# start of GIVEN DATA

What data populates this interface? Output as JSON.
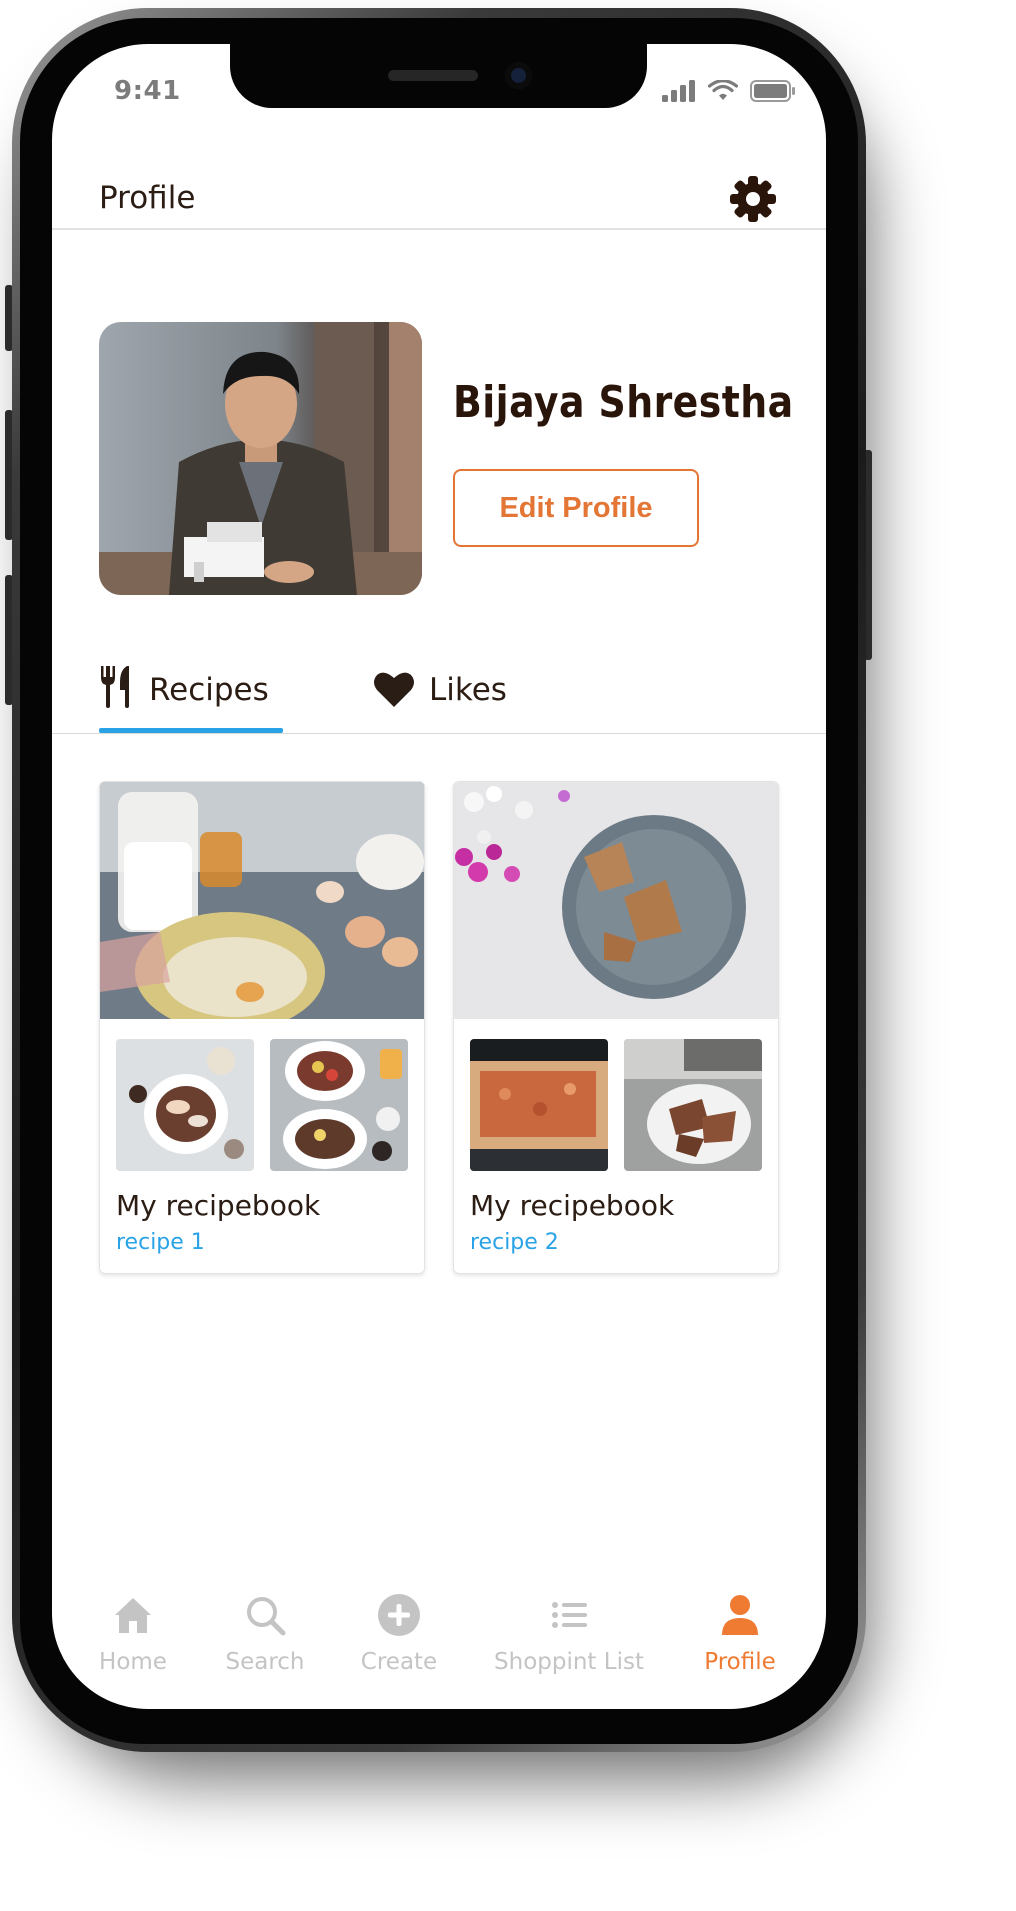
{
  "status_bar": {
    "time": "9:41"
  },
  "header": {
    "title": "Profile"
  },
  "profile": {
    "name": "Bijaya Shrestha",
    "edit_label": "Edit Profile"
  },
  "tabs": [
    {
      "label": "Recipes",
      "icon": "fork-knife-icon",
      "active": true
    },
    {
      "label": "Likes",
      "icon": "heart-icon",
      "active": false
    }
  ],
  "recipe_cards": [
    {
      "title": "My recipebook",
      "subtitle": "recipe 1"
    },
    {
      "title": "My recipebook",
      "subtitle": "recipe 2"
    }
  ],
  "bottom_nav": [
    {
      "label": "Home",
      "icon": "home-icon",
      "active": false
    },
    {
      "label": "Search",
      "icon": "search-icon",
      "active": false
    },
    {
      "label": "Create",
      "icon": "plus-circle-icon",
      "active": false
    },
    {
      "label": "Shoppint List",
      "icon": "list-icon",
      "active": false
    },
    {
      "label": "Profile",
      "icon": "person-icon",
      "active": true
    }
  ],
  "colors": {
    "accent": "#ef7a32",
    "edit_button": "#e37535",
    "link_blue": "#2aa3e6",
    "inactive_nav": "#c4c4c4",
    "text_dark": "#2b1c14"
  }
}
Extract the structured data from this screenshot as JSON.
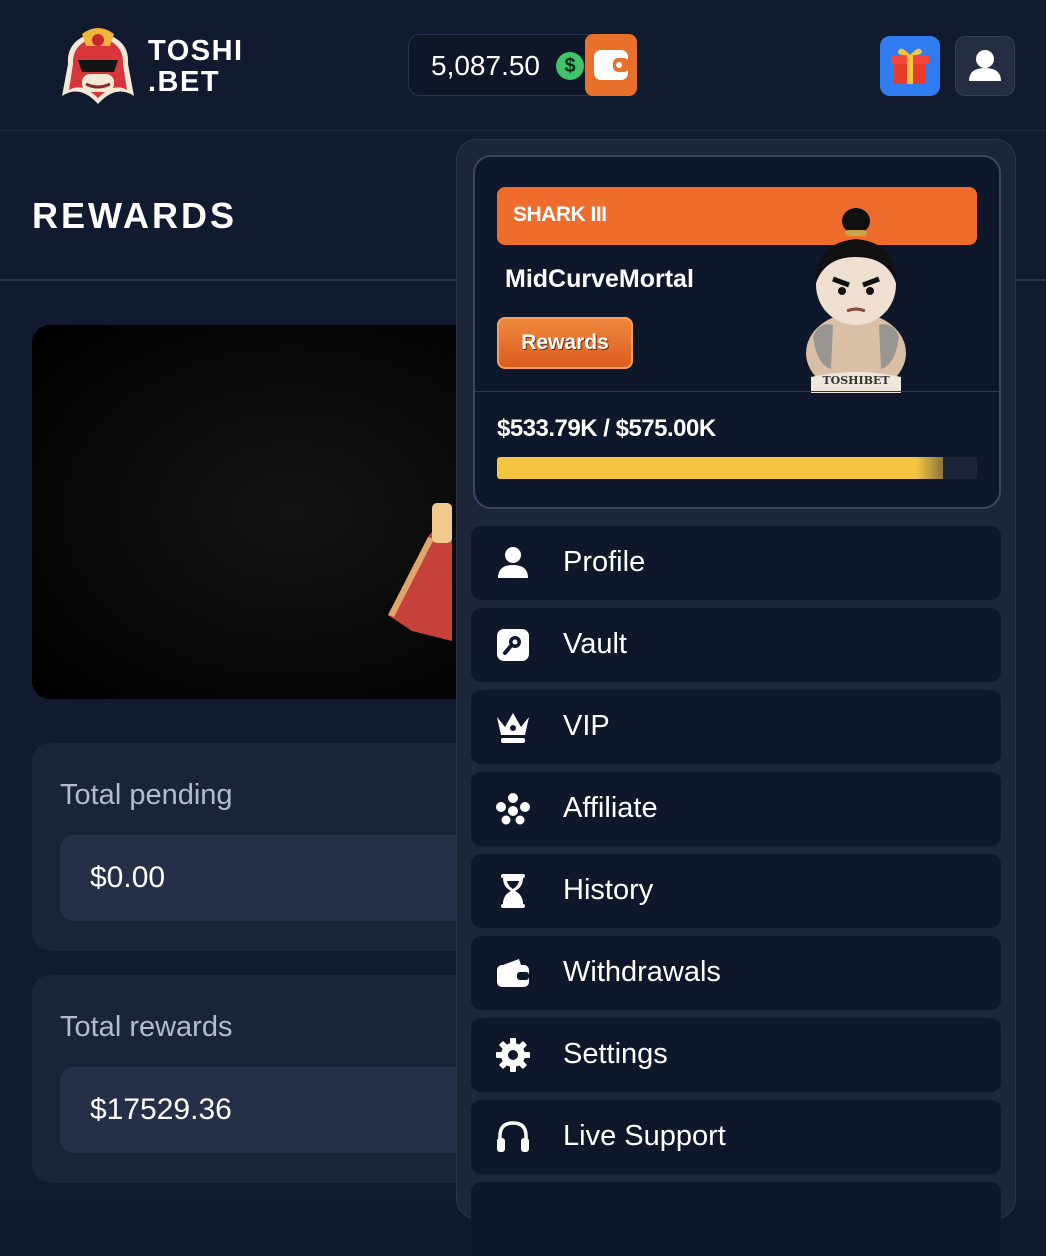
{
  "header": {
    "brand_line1": "TOSHI",
    "brand_line2": ".BET",
    "balance": "5,087.50",
    "currency_symbol": "$"
  },
  "page": {
    "title": "REWARDS",
    "stats": [
      {
        "label": "Total pending",
        "value": "$0.00"
      },
      {
        "label": "Total rewards",
        "value": "$17529.36"
      }
    ]
  },
  "dropdown": {
    "tier": "SHARK III",
    "username": "MidCurveMortal",
    "rewards_button": "Rewards",
    "mascot_text": "TOSHIBET",
    "progress_text": "$533.79K / $575.00K",
    "progress_fraction": 0.9283,
    "menu": [
      {
        "label": "Profile",
        "icon": "user-icon"
      },
      {
        "label": "Vault",
        "icon": "vault-icon"
      },
      {
        "label": "VIP",
        "icon": "crown-icon"
      },
      {
        "label": "Affiliate",
        "icon": "affiliate-icon"
      },
      {
        "label": "History",
        "icon": "hourglass-icon"
      },
      {
        "label": "Withdrawals",
        "icon": "wallet-icon"
      },
      {
        "label": "Settings",
        "icon": "gear-icon"
      },
      {
        "label": "Live Support",
        "icon": "headset-icon"
      }
    ]
  },
  "colors": {
    "accent_orange": "#ee6c2c",
    "progress_yellow": "#f5c542",
    "gift_blue": "#2f7df0",
    "coin_green": "#3ec46d",
    "background": "#111a2e"
  }
}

# end of GIVEN DATA

* _PROBLEM TO WORK ON_: Exclude the images and reproduce the remaining data exactly.

* _RESULT OF THIS TASK_:
What data populates this interface? Output as JSON.
{
  "status_bar": {
    "time": "9:41"
  },
  "header": {
    "title": "Profile"
  },
  "profile": {
    "name": "Bijaya Shrestha",
    "edit_label": "Edit Profile"
  },
  "tabs": [
    {
      "label": "Recipes",
      "icon": "fork-knife-icon",
      "active": true
    },
    {
      "label": "Likes",
      "icon": "heart-icon",
      "active": false
    }
  ],
  "recipe_cards": [
    {
      "title": "My recipebook",
      "subtitle": "recipe 1"
    },
    {
      "title": "My recipebook",
      "subtitle": "recipe 2"
    }
  ],
  "bottom_nav": [
    {
      "label": "Home",
      "icon": "home-icon",
      "active": false
    },
    {
      "label": "Search",
      "icon": "search-icon",
      "active": false
    },
    {
      "label": "Create",
      "icon": "plus-circle-icon",
      "active": false
    },
    {
      "label": "Shoppint List",
      "icon": "list-icon",
      "active": false
    },
    {
      "label": "Profile",
      "icon": "person-icon",
      "active": true
    }
  ],
  "colors": {
    "accent": "#ef7a32",
    "edit_button": "#e37535",
    "link_blue": "#2aa3e6",
    "inactive_nav": "#c4c4c4",
    "text_dark": "#2b1c14"
  }
}
Extract the structured data from this screenshot as JSON.
{
  "header": {
    "brand_line1": "TOSHI",
    "brand_line2": ".BET",
    "balance": "5,087.50",
    "currency_symbol": "$"
  },
  "page": {
    "title": "REWARDS",
    "stats": [
      {
        "label": "Total pending",
        "value": "$0.00"
      },
      {
        "label": "Total rewards",
        "value": "$17529.36"
      }
    ]
  },
  "dropdown": {
    "tier": "SHARK III",
    "username": "MidCurveMortal",
    "rewards_button": "Rewards",
    "mascot_text": "TOSHIBET",
    "progress_text": "$533.79K / $575.00K",
    "progress_fraction": 0.9283,
    "menu": [
      {
        "label": "Profile",
        "icon": "user-icon"
      },
      {
        "label": "Vault",
        "icon": "vault-icon"
      },
      {
        "label": "VIP",
        "icon": "crown-icon"
      },
      {
        "label": "Affiliate",
        "icon": "affiliate-icon"
      },
      {
        "label": "History",
        "icon": "hourglass-icon"
      },
      {
        "label": "Withdrawals",
        "icon": "wallet-icon"
      },
      {
        "label": "Settings",
        "icon": "gear-icon"
      },
      {
        "label": "Live Support",
        "icon": "headset-icon"
      }
    ]
  },
  "colors": {
    "accent_orange": "#ee6c2c",
    "progress_yellow": "#f5c542",
    "gift_blue": "#2f7df0",
    "coin_green": "#3ec46d",
    "background": "#111a2e"
  }
}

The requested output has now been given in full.